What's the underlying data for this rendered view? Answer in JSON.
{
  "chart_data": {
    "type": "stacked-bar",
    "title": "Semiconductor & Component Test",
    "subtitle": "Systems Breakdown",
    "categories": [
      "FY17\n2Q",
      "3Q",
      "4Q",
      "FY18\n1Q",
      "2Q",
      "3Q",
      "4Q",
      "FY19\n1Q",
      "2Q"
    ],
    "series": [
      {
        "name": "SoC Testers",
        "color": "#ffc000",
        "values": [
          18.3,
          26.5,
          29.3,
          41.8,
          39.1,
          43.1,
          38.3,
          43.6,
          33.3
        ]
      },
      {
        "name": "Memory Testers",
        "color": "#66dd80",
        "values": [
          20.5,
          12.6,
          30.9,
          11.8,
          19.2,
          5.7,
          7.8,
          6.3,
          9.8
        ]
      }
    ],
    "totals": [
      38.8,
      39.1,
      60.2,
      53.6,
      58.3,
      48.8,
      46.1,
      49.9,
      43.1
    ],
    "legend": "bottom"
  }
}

☆ ☆ ☆ ☆ ☆

[Work required] Write the entries again, exactly as they stand.

[Task output]
What's the underlying data for this rendered view? Answer in JSON.
{
  "chart_data": {
    "type": "stacked-bar",
    "title": "Semiconductor & Component Test",
    "subtitle": "Systems Breakdown",
    "categories": [
      "FY17\n2Q",
      "3Q",
      "4Q",
      "FY18\n1Q",
      "2Q",
      "3Q",
      "4Q",
      "FY19\n1Q",
      "2Q"
    ],
    "series": [
      {
        "name": "SoC Testers",
        "color": "#ffc000",
        "values": [
          18.3,
          26.5,
          29.3,
          41.8,
          39.1,
          43.1,
          38.3,
          43.6,
          33.3
        ]
      },
      {
        "name": "Memory Testers",
        "color": "#66dd80",
        "values": [
          20.5,
          12.6,
          30.9,
          11.8,
          19.2,
          5.7,
          7.8,
          6.3,
          9.8
        ]
      }
    ],
    "totals": [
      38.8,
      39.1,
      60.2,
      53.6,
      58.3,
      48.8,
      46.1,
      49.9,
      43.1
    ],
    "legend": "bottom"
  }
}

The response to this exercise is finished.